Task: In the material below, find how many lines contain the string "icon". Write only that number.
-----
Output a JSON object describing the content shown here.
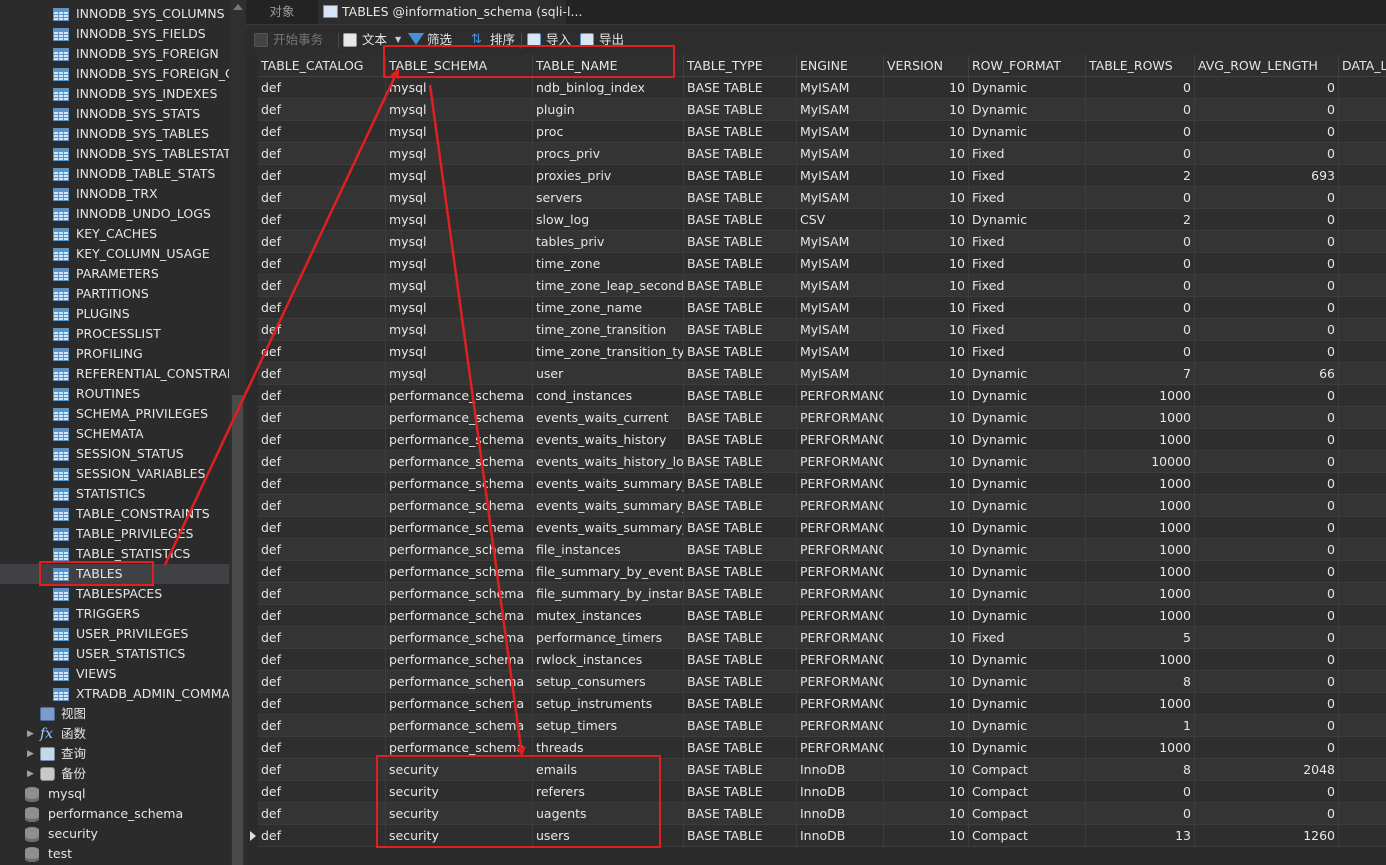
{
  "sidebar": {
    "tables": [
      "INNODB_SYS_COLUMNS",
      "INNODB_SYS_FIELDS",
      "INNODB_SYS_FOREIGN",
      "INNODB_SYS_FOREIGN_CC",
      "INNODB_SYS_INDEXES",
      "INNODB_SYS_STATS",
      "INNODB_SYS_TABLES",
      "INNODB_SYS_TABLESTATS",
      "INNODB_TABLE_STATS",
      "INNODB_TRX",
      "INNODB_UNDO_LOGS",
      "KEY_CACHES",
      "KEY_COLUMN_USAGE",
      "PARAMETERS",
      "PARTITIONS",
      "PLUGINS",
      "PROCESSLIST",
      "PROFILING",
      "REFERENTIAL_CONSTRAINTS",
      "ROUTINES",
      "SCHEMA_PRIVILEGES",
      "SCHEMATA",
      "SESSION_STATUS",
      "SESSION_VARIABLES",
      "STATISTICS",
      "TABLE_CONSTRAINTS",
      "TABLE_PRIVILEGES",
      "TABLE_STATISTICS",
      "TABLES",
      "TABLESPACES",
      "TRIGGERS",
      "USER_PRIVILEGES",
      "USER_STATISTICS",
      "VIEWS",
      "XTRADB_ADMIN_COMMAND"
    ],
    "selected_table": "TABLES",
    "groups": [
      {
        "label": "视图",
        "icon": "view-icon"
      },
      {
        "label": "函数",
        "icon": "function-icon"
      },
      {
        "label": "查询",
        "icon": "query-icon"
      },
      {
        "label": "备份",
        "icon": "backup-icon"
      }
    ],
    "databases": [
      "mysql",
      "performance_schema",
      "security",
      "test"
    ]
  },
  "tabs": {
    "objects": "对象",
    "active": "TABLES @information_schema (sqli-l..."
  },
  "toolbar": {
    "begin_transaction": "开始事务",
    "text": "文本",
    "filter": "筛选",
    "sort": "排序",
    "import": "导入",
    "export": "导出"
  },
  "grid": {
    "columns": [
      "TABLE_CATALOG",
      "TABLE_SCHEMA",
      "TABLE_NAME",
      "TABLE_TYPE",
      "ENGINE",
      "VERSION",
      "ROW_FORMAT",
      "TABLE_ROWS",
      "AVG_ROW_LENGTH",
      "DATA_LE"
    ],
    "rows": [
      [
        "def",
        "mysql",
        "ndb_binlog_index",
        "BASE TABLE",
        "MyISAM",
        "10",
        "Dynamic",
        "0",
        "0"
      ],
      [
        "def",
        "mysql",
        "plugin",
        "BASE TABLE",
        "MyISAM",
        "10",
        "Dynamic",
        "0",
        "0"
      ],
      [
        "def",
        "mysql",
        "proc",
        "BASE TABLE",
        "MyISAM",
        "10",
        "Dynamic",
        "0",
        "0"
      ],
      [
        "def",
        "mysql",
        "procs_priv",
        "BASE TABLE",
        "MyISAM",
        "10",
        "Fixed",
        "0",
        "0"
      ],
      [
        "def",
        "mysql",
        "proxies_priv",
        "BASE TABLE",
        "MyISAM",
        "10",
        "Fixed",
        "2",
        "693"
      ],
      [
        "def",
        "mysql",
        "servers",
        "BASE TABLE",
        "MyISAM",
        "10",
        "Fixed",
        "0",
        "0"
      ],
      [
        "def",
        "mysql",
        "slow_log",
        "BASE TABLE",
        "CSV",
        "10",
        "Dynamic",
        "2",
        "0"
      ],
      [
        "def",
        "mysql",
        "tables_priv",
        "BASE TABLE",
        "MyISAM",
        "10",
        "Fixed",
        "0",
        "0"
      ],
      [
        "def",
        "mysql",
        "time_zone",
        "BASE TABLE",
        "MyISAM",
        "10",
        "Fixed",
        "0",
        "0"
      ],
      [
        "def",
        "mysql",
        "time_zone_leap_second",
        "BASE TABLE",
        "MyISAM",
        "10",
        "Fixed",
        "0",
        "0"
      ],
      [
        "def",
        "mysql",
        "time_zone_name",
        "BASE TABLE",
        "MyISAM",
        "10",
        "Fixed",
        "0",
        "0"
      ],
      [
        "def",
        "mysql",
        "time_zone_transition",
        "BASE TABLE",
        "MyISAM",
        "10",
        "Fixed",
        "0",
        "0"
      ],
      [
        "def",
        "mysql",
        "time_zone_transition_type",
        "BASE TABLE",
        "MyISAM",
        "10",
        "Fixed",
        "0",
        "0"
      ],
      [
        "def",
        "mysql",
        "user",
        "BASE TABLE",
        "MyISAM",
        "10",
        "Dynamic",
        "7",
        "66"
      ],
      [
        "def",
        "performance_schema",
        "cond_instances",
        "BASE TABLE",
        "PERFORMANCE",
        "10",
        "Dynamic",
        "1000",
        "0"
      ],
      [
        "def",
        "performance_schema",
        "events_waits_current",
        "BASE TABLE",
        "PERFORMANCE",
        "10",
        "Dynamic",
        "1000",
        "0"
      ],
      [
        "def",
        "performance_schema",
        "events_waits_history",
        "BASE TABLE",
        "PERFORMANCE",
        "10",
        "Dynamic",
        "1000",
        "0"
      ],
      [
        "def",
        "performance_schema",
        "events_waits_history_long",
        "BASE TABLE",
        "PERFORMANCE",
        "10",
        "Dynamic",
        "10000",
        "0"
      ],
      [
        "def",
        "performance_schema",
        "events_waits_summary_by",
        "BASE TABLE",
        "PERFORMANCE",
        "10",
        "Dynamic",
        "1000",
        "0"
      ],
      [
        "def",
        "performance_schema",
        "events_waits_summary_by",
        "BASE TABLE",
        "PERFORMANCE",
        "10",
        "Dynamic",
        "1000",
        "0"
      ],
      [
        "def",
        "performance_schema",
        "events_waits_summary_glo",
        "BASE TABLE",
        "PERFORMANCE",
        "10",
        "Dynamic",
        "1000",
        "0"
      ],
      [
        "def",
        "performance_schema",
        "file_instances",
        "BASE TABLE",
        "PERFORMANCE",
        "10",
        "Dynamic",
        "1000",
        "0"
      ],
      [
        "def",
        "performance_schema",
        "file_summary_by_event_na",
        "BASE TABLE",
        "PERFORMANCE",
        "10",
        "Dynamic",
        "1000",
        "0"
      ],
      [
        "def",
        "performance_schema",
        "file_summary_by_instance",
        "BASE TABLE",
        "PERFORMANCE",
        "10",
        "Dynamic",
        "1000",
        "0"
      ],
      [
        "def",
        "performance_schema",
        "mutex_instances",
        "BASE TABLE",
        "PERFORMANCE",
        "10",
        "Dynamic",
        "1000",
        "0"
      ],
      [
        "def",
        "performance_schema",
        "performance_timers",
        "BASE TABLE",
        "PERFORMANCE",
        "10",
        "Fixed",
        "5",
        "0"
      ],
      [
        "def",
        "performance_schema",
        "rwlock_instances",
        "BASE TABLE",
        "PERFORMANCE",
        "10",
        "Dynamic",
        "1000",
        "0"
      ],
      [
        "def",
        "performance_schema",
        "setup_consumers",
        "BASE TABLE",
        "PERFORMANCE",
        "10",
        "Dynamic",
        "8",
        "0"
      ],
      [
        "def",
        "performance_schema",
        "setup_instruments",
        "BASE TABLE",
        "PERFORMANCE",
        "10",
        "Dynamic",
        "1000",
        "0"
      ],
      [
        "def",
        "performance_schema",
        "setup_timers",
        "BASE TABLE",
        "PERFORMANCE",
        "10",
        "Dynamic",
        "1",
        "0"
      ],
      [
        "def",
        "performance_schema",
        "threads",
        "BASE TABLE",
        "PERFORMANCE",
        "10",
        "Dynamic",
        "1000",
        "0"
      ],
      [
        "def",
        "security",
        "emails",
        "BASE TABLE",
        "InnoDB",
        "10",
        "Compact",
        "8",
        "2048"
      ],
      [
        "def",
        "security",
        "referers",
        "BASE TABLE",
        "InnoDB",
        "10",
        "Compact",
        "0",
        "0"
      ],
      [
        "def",
        "security",
        "uagents",
        "BASE TABLE",
        "InnoDB",
        "10",
        "Compact",
        "0",
        "0"
      ],
      [
        "def",
        "security",
        "users",
        "BASE TABLE",
        "InnoDB",
        "10",
        "Compact",
        "13",
        "1260"
      ]
    ]
  },
  "colors": {
    "annotation": "#e02020",
    "background": "#2b2b2b",
    "accent": "#4a90d9"
  }
}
-----
Answer to the exercise: 4